EXERCISE OBJECTIVE: Identify every line in the records below that contains the word "上周同比", and copy each of those lines.
──────────
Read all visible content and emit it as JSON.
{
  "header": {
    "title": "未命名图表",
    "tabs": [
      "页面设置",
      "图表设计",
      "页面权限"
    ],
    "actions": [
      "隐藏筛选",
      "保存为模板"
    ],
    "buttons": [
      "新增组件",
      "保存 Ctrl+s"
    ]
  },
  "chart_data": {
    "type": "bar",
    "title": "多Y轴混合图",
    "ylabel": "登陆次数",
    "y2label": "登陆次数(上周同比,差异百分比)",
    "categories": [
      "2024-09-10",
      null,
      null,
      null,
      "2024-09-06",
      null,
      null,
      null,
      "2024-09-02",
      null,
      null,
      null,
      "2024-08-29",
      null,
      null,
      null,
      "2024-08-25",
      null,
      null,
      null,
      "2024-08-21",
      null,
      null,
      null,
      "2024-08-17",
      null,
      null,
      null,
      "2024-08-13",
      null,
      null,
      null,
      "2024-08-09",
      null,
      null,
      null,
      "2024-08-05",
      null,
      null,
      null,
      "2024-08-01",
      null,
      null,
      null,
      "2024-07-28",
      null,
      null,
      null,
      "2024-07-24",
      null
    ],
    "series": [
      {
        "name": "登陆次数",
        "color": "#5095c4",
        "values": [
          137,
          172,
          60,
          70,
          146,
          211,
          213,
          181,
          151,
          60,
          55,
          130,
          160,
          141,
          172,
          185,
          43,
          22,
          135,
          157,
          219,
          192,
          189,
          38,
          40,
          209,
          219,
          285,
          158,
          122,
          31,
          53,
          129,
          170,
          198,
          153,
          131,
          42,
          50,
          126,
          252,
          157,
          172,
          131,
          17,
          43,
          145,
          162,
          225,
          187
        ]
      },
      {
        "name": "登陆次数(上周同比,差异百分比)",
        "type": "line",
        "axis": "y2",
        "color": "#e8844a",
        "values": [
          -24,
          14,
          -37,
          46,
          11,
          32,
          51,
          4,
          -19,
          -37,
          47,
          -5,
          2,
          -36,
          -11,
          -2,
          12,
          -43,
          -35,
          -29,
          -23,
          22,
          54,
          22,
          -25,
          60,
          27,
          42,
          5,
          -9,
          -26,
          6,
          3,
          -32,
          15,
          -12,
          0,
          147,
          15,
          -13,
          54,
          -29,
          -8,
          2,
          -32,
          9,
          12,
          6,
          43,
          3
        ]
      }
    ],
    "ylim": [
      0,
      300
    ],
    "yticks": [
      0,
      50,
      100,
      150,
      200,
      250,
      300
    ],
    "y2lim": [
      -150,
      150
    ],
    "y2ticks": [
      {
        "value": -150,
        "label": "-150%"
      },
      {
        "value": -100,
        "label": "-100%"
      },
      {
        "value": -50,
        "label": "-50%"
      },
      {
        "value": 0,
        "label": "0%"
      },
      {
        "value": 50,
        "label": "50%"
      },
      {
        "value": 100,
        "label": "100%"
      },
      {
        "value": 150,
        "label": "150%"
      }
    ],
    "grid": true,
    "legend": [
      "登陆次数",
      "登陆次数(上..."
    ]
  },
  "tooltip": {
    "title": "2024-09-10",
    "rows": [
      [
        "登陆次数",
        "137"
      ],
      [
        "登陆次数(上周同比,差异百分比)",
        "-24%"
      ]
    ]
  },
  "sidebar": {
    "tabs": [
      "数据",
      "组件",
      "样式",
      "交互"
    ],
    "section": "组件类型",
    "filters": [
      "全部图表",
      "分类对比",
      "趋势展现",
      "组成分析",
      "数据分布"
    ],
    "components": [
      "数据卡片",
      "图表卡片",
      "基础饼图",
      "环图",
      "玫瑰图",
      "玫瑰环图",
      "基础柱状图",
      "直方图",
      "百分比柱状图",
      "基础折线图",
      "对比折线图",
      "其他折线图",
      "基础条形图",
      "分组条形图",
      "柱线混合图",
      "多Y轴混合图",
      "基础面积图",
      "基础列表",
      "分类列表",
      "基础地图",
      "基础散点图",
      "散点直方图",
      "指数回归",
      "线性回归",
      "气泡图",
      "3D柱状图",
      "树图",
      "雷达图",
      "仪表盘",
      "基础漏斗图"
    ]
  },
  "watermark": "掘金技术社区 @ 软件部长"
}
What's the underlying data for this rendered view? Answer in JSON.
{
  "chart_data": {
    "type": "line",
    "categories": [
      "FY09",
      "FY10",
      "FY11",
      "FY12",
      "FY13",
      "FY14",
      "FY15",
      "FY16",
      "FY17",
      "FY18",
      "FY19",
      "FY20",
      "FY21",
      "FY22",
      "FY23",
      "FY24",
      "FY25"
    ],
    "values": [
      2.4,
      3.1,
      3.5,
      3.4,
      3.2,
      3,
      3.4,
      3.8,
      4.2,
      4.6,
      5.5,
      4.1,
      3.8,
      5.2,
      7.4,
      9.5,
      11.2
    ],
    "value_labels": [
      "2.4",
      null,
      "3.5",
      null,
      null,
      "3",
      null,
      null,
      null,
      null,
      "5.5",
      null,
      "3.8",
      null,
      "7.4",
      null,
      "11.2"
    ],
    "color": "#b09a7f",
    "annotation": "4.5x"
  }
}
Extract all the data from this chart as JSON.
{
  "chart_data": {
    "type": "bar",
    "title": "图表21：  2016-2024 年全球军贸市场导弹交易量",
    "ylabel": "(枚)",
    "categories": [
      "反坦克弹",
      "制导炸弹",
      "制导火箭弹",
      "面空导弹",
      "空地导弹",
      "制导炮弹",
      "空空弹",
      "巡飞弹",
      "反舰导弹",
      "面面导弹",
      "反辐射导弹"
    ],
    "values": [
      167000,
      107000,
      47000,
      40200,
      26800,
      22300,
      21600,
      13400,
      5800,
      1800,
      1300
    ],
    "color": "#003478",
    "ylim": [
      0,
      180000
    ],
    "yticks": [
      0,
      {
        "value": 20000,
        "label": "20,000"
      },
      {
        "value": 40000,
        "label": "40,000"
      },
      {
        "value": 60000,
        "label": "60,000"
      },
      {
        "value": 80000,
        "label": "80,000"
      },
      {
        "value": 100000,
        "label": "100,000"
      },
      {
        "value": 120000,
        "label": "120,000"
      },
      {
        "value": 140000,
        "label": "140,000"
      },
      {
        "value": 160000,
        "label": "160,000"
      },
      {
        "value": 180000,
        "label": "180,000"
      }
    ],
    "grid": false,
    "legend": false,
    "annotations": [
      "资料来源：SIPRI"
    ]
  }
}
──────────
COMPLETE RESPONSE:
    "y2label": "登陆次数(上周同比,差异百分比)",
        "name": "登陆次数(上周同比,差异百分比)",
        "登陆次数(上周同比,差异百分比)",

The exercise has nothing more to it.